**WRITTEN EXERCISE**
Return verbatim every line of the entries from the very first line through the line containing "legend-meters-tick: 2 [293,616,299,625]", including both ends. Give back only those lines.

(Extracted data entries)
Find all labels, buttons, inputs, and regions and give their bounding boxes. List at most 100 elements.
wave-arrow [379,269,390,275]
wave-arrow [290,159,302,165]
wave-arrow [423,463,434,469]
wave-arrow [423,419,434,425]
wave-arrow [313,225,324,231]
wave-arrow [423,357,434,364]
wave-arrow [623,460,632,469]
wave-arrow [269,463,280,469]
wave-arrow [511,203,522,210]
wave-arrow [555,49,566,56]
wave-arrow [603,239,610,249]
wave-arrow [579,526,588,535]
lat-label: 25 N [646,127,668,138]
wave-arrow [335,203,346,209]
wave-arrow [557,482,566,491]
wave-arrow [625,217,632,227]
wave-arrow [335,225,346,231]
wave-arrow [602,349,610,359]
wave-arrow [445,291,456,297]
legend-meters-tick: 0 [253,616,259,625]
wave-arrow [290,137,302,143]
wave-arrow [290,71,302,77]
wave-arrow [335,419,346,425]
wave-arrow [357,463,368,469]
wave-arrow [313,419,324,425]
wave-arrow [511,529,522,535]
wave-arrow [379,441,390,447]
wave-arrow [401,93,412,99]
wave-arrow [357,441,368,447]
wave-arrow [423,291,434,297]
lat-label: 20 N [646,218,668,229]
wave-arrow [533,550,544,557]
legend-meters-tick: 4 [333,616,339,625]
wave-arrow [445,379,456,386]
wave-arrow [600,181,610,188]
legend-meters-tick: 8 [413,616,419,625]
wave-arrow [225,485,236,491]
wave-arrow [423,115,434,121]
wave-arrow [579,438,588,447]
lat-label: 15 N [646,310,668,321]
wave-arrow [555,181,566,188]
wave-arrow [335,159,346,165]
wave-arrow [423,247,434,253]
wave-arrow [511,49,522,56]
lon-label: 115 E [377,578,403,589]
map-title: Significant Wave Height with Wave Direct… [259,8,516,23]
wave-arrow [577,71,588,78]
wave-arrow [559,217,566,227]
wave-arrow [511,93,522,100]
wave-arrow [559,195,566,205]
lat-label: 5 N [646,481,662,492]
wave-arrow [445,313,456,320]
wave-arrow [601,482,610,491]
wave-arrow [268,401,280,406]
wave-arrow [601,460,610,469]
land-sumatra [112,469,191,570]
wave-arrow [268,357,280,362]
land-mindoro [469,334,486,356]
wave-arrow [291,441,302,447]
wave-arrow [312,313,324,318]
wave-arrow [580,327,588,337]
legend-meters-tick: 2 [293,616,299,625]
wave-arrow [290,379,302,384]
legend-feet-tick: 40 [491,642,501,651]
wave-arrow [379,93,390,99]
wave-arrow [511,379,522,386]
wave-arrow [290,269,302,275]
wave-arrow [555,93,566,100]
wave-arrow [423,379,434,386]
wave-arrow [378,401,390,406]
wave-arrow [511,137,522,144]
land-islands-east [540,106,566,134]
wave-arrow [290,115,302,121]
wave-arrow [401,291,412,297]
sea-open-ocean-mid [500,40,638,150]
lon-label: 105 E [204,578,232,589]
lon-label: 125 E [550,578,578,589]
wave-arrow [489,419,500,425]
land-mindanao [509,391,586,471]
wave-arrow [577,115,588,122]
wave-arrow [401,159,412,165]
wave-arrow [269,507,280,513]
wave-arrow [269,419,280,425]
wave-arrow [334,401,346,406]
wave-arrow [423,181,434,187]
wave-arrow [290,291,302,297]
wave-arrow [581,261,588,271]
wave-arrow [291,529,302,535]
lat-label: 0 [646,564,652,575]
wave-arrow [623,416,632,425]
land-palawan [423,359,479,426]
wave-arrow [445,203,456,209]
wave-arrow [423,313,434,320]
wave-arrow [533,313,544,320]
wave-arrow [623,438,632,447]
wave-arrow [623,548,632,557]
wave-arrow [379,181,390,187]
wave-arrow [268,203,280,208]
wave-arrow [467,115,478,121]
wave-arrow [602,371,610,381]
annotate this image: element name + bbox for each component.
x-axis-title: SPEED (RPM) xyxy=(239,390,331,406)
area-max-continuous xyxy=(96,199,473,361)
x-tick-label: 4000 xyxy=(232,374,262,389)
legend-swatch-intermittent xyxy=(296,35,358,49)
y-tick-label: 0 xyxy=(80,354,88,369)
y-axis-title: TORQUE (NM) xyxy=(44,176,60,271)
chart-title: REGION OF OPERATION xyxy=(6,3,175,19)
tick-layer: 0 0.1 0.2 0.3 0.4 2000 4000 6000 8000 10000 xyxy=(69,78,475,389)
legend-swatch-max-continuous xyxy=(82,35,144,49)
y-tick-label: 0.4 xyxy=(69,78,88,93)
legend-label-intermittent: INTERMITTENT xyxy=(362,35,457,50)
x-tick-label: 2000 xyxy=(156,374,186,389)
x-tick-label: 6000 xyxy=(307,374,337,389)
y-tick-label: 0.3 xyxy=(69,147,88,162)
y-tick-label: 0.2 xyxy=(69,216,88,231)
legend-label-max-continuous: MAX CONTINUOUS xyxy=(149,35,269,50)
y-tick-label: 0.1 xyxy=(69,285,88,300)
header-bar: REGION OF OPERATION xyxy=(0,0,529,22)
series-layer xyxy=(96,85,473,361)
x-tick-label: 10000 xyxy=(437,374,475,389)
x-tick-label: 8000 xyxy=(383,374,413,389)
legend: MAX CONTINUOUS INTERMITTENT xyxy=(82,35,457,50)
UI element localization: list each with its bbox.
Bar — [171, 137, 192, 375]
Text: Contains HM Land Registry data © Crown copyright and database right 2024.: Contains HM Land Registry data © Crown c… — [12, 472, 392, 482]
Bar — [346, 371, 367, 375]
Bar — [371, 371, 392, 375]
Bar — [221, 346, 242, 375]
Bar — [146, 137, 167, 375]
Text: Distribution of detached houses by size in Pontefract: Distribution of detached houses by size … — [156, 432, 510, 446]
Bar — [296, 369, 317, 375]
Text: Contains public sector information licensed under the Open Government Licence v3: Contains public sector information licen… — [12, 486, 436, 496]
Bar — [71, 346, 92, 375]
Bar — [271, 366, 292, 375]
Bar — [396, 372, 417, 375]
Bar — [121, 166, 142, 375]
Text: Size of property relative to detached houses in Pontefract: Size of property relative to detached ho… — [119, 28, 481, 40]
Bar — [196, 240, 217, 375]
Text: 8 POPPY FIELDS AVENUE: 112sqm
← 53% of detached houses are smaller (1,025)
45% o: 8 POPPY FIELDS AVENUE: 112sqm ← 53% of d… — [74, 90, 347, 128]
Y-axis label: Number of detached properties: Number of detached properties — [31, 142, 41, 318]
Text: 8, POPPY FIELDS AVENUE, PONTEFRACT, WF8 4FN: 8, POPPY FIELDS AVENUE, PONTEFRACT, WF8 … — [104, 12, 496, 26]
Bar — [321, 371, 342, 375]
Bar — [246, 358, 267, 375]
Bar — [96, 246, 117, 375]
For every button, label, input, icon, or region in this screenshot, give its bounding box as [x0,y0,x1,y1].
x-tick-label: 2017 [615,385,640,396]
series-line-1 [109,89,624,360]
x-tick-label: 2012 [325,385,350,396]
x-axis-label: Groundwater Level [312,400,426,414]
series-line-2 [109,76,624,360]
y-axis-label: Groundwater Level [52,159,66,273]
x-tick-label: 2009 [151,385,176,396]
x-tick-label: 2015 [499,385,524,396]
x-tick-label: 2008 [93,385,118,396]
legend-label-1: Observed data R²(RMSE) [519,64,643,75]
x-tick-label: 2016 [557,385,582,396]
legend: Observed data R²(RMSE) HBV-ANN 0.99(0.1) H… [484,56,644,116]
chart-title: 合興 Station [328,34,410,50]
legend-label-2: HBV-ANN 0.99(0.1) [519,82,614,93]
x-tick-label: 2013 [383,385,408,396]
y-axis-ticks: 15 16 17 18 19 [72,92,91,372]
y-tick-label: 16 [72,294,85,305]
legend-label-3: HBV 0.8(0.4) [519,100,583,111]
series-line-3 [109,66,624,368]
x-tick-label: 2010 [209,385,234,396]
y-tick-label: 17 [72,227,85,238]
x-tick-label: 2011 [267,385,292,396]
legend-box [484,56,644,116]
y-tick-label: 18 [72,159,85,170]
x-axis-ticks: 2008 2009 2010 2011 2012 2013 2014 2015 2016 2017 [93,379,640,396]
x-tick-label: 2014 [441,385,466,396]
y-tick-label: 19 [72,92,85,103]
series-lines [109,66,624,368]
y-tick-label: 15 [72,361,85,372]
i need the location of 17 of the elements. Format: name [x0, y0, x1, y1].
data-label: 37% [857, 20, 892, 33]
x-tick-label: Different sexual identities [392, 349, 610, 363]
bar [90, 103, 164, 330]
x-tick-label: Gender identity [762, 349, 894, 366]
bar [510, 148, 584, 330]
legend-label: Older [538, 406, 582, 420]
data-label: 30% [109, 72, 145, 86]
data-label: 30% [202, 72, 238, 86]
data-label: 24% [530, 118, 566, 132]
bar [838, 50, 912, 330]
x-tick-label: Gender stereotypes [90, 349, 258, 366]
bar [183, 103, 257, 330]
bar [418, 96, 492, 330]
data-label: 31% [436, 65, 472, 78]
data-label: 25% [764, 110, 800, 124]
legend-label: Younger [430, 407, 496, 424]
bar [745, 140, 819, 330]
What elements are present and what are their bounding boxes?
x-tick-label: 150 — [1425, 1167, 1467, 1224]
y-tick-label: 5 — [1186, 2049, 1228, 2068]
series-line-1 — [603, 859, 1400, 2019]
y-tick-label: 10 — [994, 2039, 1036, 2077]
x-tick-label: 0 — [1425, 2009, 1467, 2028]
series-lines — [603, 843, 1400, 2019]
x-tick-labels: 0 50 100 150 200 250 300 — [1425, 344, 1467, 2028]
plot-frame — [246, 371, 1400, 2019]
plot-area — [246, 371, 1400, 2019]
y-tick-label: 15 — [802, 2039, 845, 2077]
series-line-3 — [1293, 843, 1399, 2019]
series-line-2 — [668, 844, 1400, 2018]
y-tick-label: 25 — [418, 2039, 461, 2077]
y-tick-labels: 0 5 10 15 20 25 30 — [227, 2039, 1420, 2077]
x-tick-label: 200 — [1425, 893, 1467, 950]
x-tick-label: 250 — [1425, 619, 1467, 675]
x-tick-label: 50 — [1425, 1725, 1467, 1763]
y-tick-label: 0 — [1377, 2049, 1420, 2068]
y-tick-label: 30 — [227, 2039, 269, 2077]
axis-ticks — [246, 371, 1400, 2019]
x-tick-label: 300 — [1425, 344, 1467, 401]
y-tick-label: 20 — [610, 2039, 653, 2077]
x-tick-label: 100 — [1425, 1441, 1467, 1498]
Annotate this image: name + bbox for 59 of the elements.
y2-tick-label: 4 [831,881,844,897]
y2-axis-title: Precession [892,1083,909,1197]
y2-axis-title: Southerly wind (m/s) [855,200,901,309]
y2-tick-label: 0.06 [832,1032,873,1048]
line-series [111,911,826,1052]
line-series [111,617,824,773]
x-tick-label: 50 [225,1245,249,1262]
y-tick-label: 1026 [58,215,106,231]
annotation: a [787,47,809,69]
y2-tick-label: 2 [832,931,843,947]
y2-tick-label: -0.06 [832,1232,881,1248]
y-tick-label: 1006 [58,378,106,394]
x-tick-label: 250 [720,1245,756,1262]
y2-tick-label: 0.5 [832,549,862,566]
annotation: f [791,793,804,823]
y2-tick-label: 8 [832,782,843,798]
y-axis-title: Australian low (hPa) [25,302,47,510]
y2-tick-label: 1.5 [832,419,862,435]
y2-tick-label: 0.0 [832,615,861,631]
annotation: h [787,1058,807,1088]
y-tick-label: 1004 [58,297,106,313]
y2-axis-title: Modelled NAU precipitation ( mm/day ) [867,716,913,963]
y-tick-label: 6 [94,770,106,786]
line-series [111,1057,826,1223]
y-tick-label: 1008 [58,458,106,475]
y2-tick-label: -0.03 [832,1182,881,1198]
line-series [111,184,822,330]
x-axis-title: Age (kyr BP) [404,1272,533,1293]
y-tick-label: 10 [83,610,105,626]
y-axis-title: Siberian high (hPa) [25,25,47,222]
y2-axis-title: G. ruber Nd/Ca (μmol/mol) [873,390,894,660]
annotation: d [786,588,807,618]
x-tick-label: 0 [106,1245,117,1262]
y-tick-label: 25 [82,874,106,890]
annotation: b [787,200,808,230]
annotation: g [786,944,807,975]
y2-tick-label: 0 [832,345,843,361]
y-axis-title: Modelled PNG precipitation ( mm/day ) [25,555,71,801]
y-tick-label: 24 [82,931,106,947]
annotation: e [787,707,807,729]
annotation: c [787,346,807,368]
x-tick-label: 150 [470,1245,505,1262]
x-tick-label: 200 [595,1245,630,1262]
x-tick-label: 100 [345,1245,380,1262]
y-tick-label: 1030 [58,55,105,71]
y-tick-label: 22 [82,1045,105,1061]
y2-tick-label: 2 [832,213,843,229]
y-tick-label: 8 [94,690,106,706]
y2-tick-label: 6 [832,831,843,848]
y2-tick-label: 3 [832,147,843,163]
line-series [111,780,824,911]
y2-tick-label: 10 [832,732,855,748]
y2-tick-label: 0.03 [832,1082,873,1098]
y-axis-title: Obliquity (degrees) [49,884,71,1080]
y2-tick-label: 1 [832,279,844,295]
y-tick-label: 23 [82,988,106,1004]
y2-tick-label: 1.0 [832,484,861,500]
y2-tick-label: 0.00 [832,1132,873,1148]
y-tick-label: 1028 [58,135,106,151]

**COMPLETED TASK**
Find all labels, buttons, inputs, and regions and give their bounding boxes. List at most 100 elements.
wave-arrow [379,269,390,275]
wave-arrow [290,159,302,165]
wave-arrow [423,463,434,469]
wave-arrow [423,419,434,425]
wave-arrow [313,225,324,231]
wave-arrow [423,357,434,364]
wave-arrow [623,460,632,469]
wave-arrow [269,463,280,469]
wave-arrow [511,203,522,210]
wave-arrow [555,49,566,56]
wave-arrow [603,239,610,249]
wave-arrow [579,526,588,535]
lat-label: 25 N [646,127,668,138]
wave-arrow [335,203,346,209]
wave-arrow [557,482,566,491]
wave-arrow [625,217,632,227]
wave-arrow [335,225,346,231]
wave-arrow [602,349,610,359]
wave-arrow [445,291,456,297]
legend-meters-tick: 0 [253,616,259,625]
wave-arrow [290,137,302,143]
wave-arrow [290,71,302,77]
wave-arrow [335,419,346,425]
wave-arrow [357,463,368,469]
wave-arrow [313,419,324,425]
wave-arrow [511,529,522,535]
wave-arrow [379,441,390,447]
wave-arrow [401,93,412,99]
wave-arrow [357,441,368,447]
wave-arrow [423,291,434,297]
lat-label: 20 N [646,218,668,229]
wave-arrow [533,550,544,557]
legend-meters-tick: 4 [333,616,339,625]
wave-arrow [445,379,456,386]
wave-arrow [600,181,610,188]
legend-meters-tick: 8 [413,616,419,625]
wave-arrow [225,485,236,491]
wave-arrow [423,115,434,121]
wave-arrow [579,438,588,447]
lat-label: 15 N [646,310,668,321]
wave-arrow [555,181,566,188]
wave-arrow [335,159,346,165]
wave-arrow [423,247,434,253]
wave-arrow [511,49,522,56]
lon-label: 115 E [377,578,403,589]
map-title: Significant Wave Height with Wave Direct… [259,8,516,23]
wave-arrow [577,71,588,78]
wave-arrow [559,217,566,227]
wave-arrow [511,93,522,100]
wave-arrow [559,195,566,205]
lat-label: 5 N [646,481,662,492]
wave-arrow [445,313,456,320]
wave-arrow [601,482,610,491]
wave-arrow [268,401,280,406]
wave-arrow [601,460,610,469]
land-sumatra [112,469,191,570]
wave-arrow [268,357,280,362]
land-mindoro [469,334,486,356]
wave-arrow [291,441,302,447]
wave-arrow [312,313,324,318]
wave-arrow [580,327,588,337]
legend-meters-tick: 2 [293,616,299,625]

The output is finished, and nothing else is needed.